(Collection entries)
- - - -

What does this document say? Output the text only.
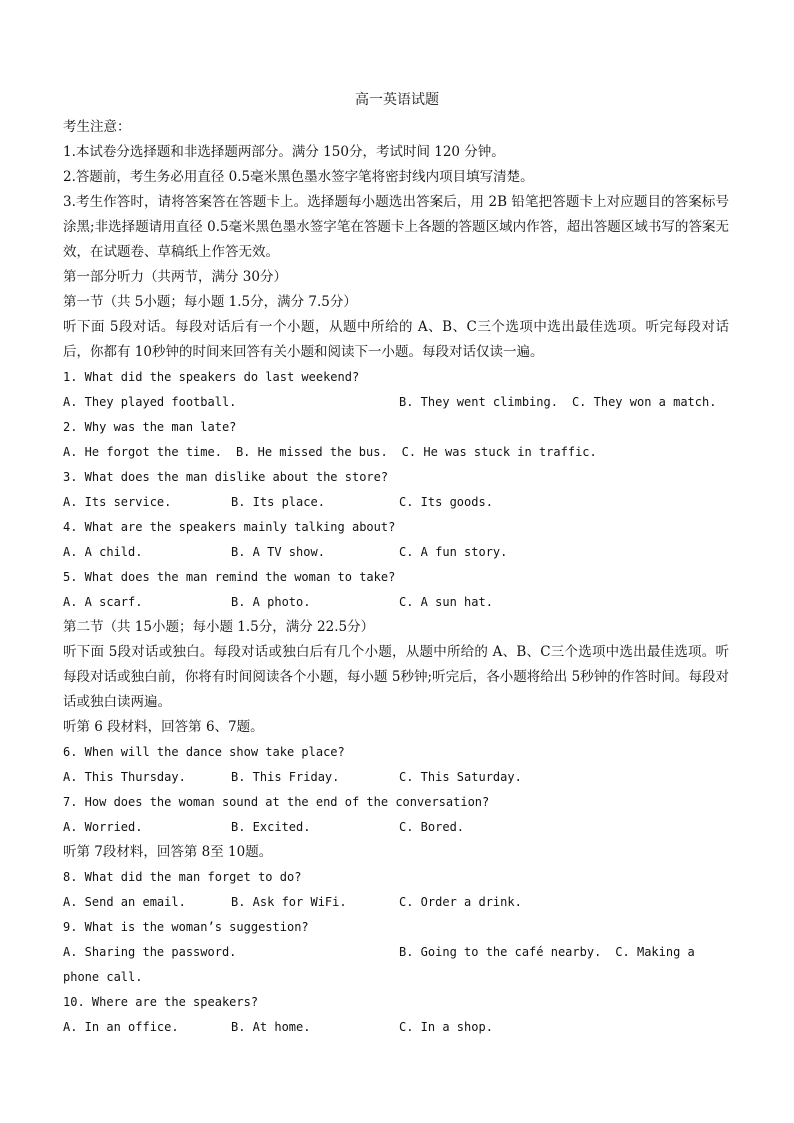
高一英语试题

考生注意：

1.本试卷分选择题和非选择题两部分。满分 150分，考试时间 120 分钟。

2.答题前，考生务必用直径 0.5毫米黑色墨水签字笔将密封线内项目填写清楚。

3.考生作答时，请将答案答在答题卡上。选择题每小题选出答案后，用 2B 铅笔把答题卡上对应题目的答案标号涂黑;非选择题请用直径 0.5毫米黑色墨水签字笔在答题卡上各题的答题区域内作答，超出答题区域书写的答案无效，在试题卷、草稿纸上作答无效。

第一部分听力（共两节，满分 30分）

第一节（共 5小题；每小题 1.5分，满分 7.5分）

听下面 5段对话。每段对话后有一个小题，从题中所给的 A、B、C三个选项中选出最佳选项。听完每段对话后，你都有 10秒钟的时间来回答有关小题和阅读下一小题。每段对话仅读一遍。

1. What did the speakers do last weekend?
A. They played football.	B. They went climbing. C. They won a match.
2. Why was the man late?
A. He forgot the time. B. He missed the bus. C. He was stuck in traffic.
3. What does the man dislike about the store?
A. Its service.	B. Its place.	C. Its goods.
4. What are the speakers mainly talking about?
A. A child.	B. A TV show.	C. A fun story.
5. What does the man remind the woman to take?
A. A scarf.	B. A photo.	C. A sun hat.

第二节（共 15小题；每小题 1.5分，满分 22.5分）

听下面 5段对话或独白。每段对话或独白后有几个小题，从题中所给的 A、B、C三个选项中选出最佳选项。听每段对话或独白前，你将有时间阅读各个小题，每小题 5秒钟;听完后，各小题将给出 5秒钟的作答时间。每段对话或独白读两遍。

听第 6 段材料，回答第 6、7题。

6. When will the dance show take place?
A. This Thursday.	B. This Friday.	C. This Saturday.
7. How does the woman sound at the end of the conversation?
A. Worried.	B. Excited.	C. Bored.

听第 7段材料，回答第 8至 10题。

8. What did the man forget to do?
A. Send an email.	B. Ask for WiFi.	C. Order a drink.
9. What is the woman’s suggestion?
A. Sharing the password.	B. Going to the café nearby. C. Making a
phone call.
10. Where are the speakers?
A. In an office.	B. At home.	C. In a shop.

- - - -

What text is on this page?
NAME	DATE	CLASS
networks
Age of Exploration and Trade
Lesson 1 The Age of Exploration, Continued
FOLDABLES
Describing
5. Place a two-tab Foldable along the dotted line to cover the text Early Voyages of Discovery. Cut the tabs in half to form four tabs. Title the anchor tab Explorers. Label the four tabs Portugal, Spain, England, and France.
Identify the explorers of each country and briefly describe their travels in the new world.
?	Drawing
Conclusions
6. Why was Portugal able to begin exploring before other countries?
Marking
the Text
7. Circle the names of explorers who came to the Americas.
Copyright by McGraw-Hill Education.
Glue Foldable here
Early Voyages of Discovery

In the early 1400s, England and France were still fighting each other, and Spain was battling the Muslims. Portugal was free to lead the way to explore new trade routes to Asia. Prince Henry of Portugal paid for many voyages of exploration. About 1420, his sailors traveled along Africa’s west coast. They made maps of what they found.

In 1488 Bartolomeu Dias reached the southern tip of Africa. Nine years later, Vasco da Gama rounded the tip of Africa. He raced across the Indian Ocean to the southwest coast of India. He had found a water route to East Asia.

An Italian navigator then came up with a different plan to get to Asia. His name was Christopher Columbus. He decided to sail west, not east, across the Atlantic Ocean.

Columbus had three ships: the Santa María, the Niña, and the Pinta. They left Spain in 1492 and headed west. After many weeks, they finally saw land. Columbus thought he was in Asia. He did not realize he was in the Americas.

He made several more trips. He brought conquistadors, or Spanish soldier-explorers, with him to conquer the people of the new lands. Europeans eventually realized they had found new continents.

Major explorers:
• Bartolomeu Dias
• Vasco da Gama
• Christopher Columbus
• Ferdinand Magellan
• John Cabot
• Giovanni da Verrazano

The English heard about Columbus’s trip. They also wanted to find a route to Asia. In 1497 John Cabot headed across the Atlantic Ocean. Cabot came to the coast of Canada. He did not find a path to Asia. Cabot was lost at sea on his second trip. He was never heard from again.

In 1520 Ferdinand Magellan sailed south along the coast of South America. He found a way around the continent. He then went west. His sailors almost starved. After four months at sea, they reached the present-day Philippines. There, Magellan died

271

- - - -

_WHAT IS NEEDED_
Copy out each line of the listing that holds "with".

_EXERCISE SOLUTION_
An Italian navigator then came up with a different plan to get to Asia. His name was Christopher Columbus. He decided to sail west, not east, across the Atlantic Ocean.
He made several more trips. He brought conquistadors, or Spanish soldier-explorers, with him to conquer the people of the new lands. Europeans eventually realized they had found new continents.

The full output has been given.